= Problem to solve =
Set down the data below without change, skipping the pictures it holds.

Records from a collection of figures
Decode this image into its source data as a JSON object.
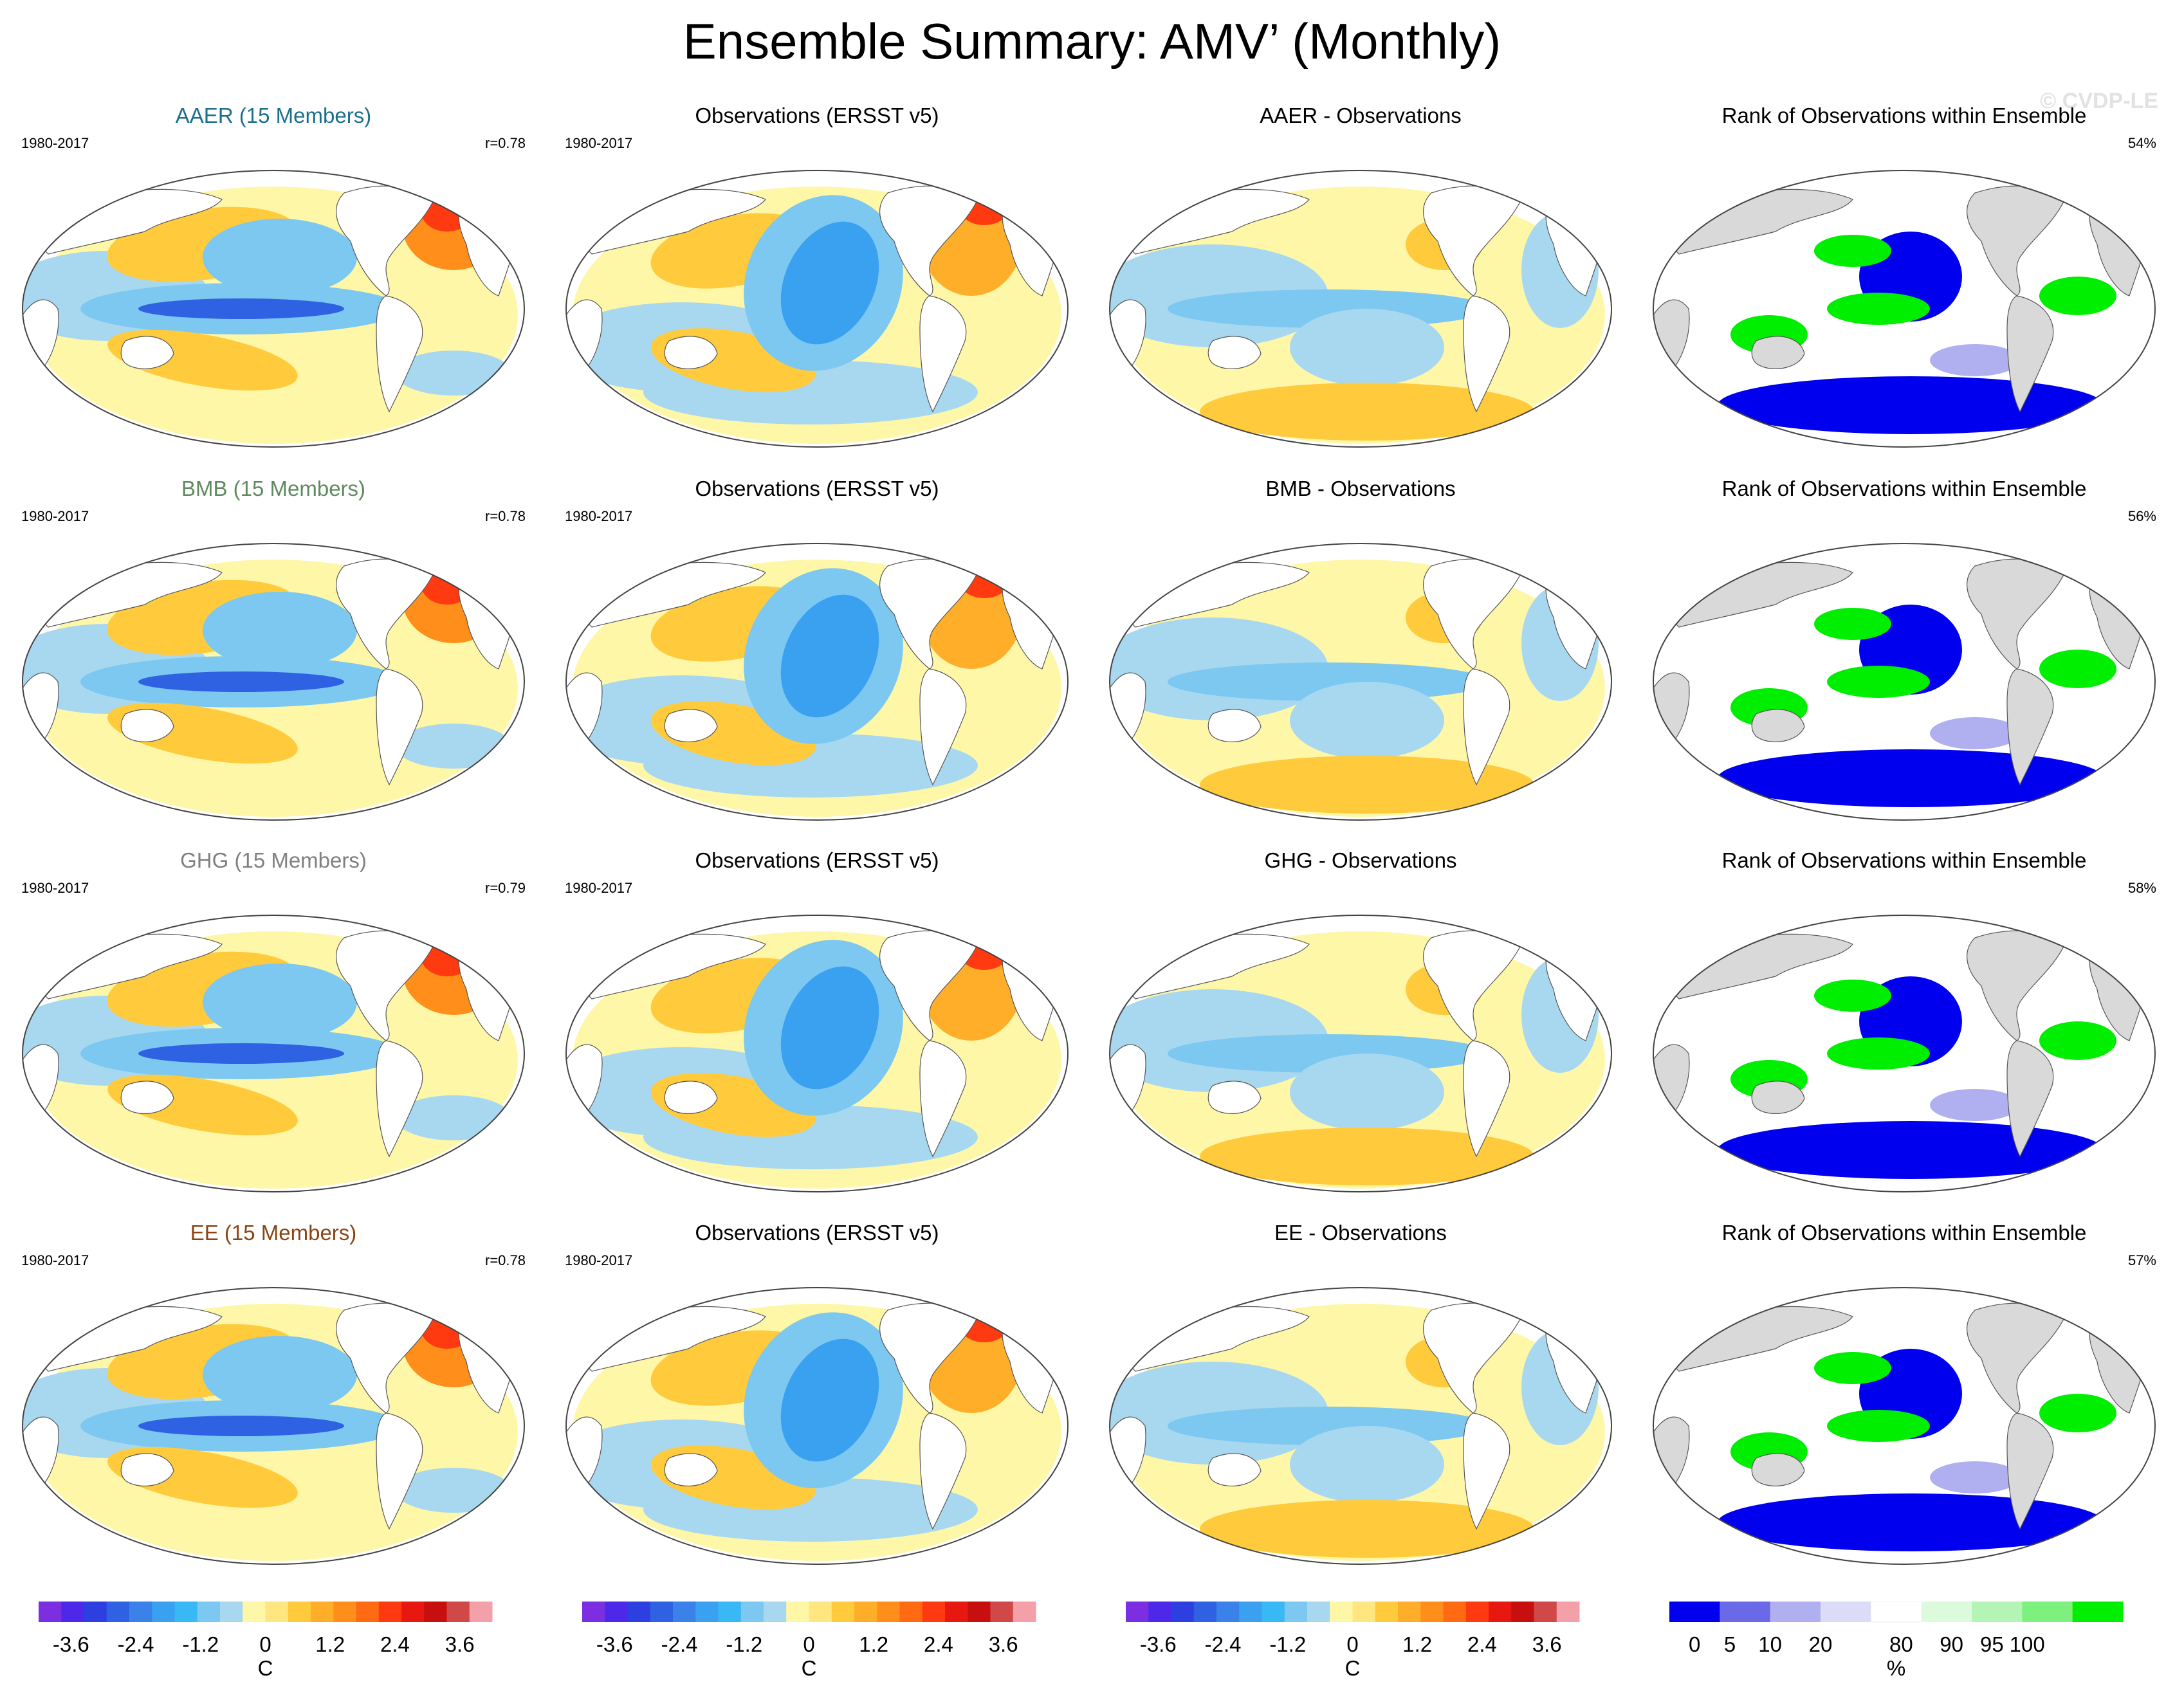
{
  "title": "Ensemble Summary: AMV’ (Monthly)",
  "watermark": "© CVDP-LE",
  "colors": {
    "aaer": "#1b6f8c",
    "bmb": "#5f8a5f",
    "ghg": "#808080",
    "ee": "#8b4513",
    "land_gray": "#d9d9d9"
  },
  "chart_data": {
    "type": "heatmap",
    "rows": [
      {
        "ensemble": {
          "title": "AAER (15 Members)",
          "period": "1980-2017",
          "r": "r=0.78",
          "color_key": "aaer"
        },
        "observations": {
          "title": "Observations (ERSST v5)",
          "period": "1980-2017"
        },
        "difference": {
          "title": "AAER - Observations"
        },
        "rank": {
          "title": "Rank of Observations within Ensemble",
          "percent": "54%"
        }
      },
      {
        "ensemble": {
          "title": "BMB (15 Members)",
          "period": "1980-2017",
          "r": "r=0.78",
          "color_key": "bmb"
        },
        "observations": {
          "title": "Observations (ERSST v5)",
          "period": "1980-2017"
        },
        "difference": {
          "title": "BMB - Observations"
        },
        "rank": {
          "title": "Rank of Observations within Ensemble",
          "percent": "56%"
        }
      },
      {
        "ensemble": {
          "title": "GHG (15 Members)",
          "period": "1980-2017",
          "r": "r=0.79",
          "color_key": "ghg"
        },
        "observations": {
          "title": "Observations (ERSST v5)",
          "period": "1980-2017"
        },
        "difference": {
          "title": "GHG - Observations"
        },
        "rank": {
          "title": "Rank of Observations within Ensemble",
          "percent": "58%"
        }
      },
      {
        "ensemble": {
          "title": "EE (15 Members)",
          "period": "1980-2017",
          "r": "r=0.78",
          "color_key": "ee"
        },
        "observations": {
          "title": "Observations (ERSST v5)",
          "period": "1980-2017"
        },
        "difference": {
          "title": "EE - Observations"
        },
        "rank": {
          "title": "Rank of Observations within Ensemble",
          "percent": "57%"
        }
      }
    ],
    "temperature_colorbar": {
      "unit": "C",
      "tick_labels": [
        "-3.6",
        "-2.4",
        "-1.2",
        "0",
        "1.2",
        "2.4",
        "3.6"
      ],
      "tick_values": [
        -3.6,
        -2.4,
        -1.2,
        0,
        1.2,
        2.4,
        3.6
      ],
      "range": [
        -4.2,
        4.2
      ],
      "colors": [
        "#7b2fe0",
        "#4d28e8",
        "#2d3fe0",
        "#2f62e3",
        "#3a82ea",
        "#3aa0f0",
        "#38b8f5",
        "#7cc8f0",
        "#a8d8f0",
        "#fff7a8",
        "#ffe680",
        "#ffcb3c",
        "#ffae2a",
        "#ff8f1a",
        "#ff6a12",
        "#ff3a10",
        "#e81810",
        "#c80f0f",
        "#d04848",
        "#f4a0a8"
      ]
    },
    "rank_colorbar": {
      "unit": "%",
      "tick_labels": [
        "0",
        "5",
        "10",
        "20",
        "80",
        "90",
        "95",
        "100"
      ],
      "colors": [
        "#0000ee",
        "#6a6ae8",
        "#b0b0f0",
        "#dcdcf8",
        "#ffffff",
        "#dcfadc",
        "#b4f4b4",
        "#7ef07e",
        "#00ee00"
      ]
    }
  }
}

= Answer to this exercise =
Decode this image into its source data as a JSON object.
{
  "title": "Ensemble Summary: AMV’ (Monthly)",
  "watermark": "© CVDP-LE",
  "colors": {
    "aaer": "#1b6f8c",
    "bmb": "#5f8a5f",
    "ghg": "#808080",
    "ee": "#8b4513",
    "land_gray": "#d9d9d9"
  },
  "chart_data": {
    "type": "heatmap",
    "rows": [
      {
        "ensemble": {
          "title": "AAER (15 Members)",
          "period": "1980-2017",
          "r": "r=0.78",
          "color_key": "aaer"
        },
        "observations": {
          "title": "Observations (ERSST v5)",
          "period": "1980-2017"
        },
        "difference": {
          "title": "AAER - Observations"
        },
        "rank": {
          "title": "Rank of Observations within Ensemble",
          "percent": "54%"
        }
      },
      {
        "ensemble": {
          "title": "BMB (15 Members)",
          "period": "1980-2017",
          "r": "r=0.78",
          "color_key": "bmb"
        },
        "observations": {
          "title": "Observations (ERSST v5)",
          "period": "1980-2017"
        },
        "difference": {
          "title": "BMB - Observations"
        },
        "rank": {
          "title": "Rank of Observations within Ensemble",
          "percent": "56%"
        }
      },
      {
        "ensemble": {
          "title": "GHG (15 Members)",
          "period": "1980-2017",
          "r": "r=0.79",
          "color_key": "ghg"
        },
        "observations": {
          "title": "Observations (ERSST v5)",
          "period": "1980-2017"
        },
        "difference": {
          "title": "GHG - Observations"
        },
        "rank": {
          "title": "Rank of Observations within Ensemble",
          "percent": "58%"
        }
      },
      {
        "ensemble": {
          "title": "EE (15 Members)",
          "period": "1980-2017",
          "r": "r=0.78",
          "color_key": "ee"
        },
        "observations": {
          "title": "Observations (ERSST v5)",
          "period": "1980-2017"
        },
        "difference": {
          "title": "EE - Observations"
        },
        "rank": {
          "title": "Rank of Observations within Ensemble",
          "percent": "57%"
        }
      }
    ],
    "temperature_colorbar": {
      "unit": "C",
      "tick_labels": [
        "-3.6",
        "-2.4",
        "-1.2",
        "0",
        "1.2",
        "2.4",
        "3.6"
      ],
      "tick_values": [
        -3.6,
        -2.4,
        -1.2,
        0,
        1.2,
        2.4,
        3.6
      ],
      "range": [
        -4.2,
        4.2
      ],
      "colors": [
        "#7b2fe0",
        "#4d28e8",
        "#2d3fe0",
        "#2f62e3",
        "#3a82ea",
        "#3aa0f0",
        "#38b8f5",
        "#7cc8f0",
        "#a8d8f0",
        "#fff7a8",
        "#ffe680",
        "#ffcb3c",
        "#ffae2a",
        "#ff8f1a",
        "#ff6a12",
        "#ff3a10",
        "#e81810",
        "#c80f0f",
        "#d04848",
        "#f4a0a8"
      ]
    },
    "rank_colorbar": {
      "unit": "%",
      "tick_labels": [
        "0",
        "5",
        "10",
        "20",
        "80",
        "90",
        "95",
        "100"
      ],
      "colors": [
        "#0000ee",
        "#6a6ae8",
        "#b0b0f0",
        "#dcdcf8",
        "#ffffff",
        "#dcfadc",
        "#b4f4b4",
        "#7ef07e",
        "#00ee00"
      ]
    }
  }
}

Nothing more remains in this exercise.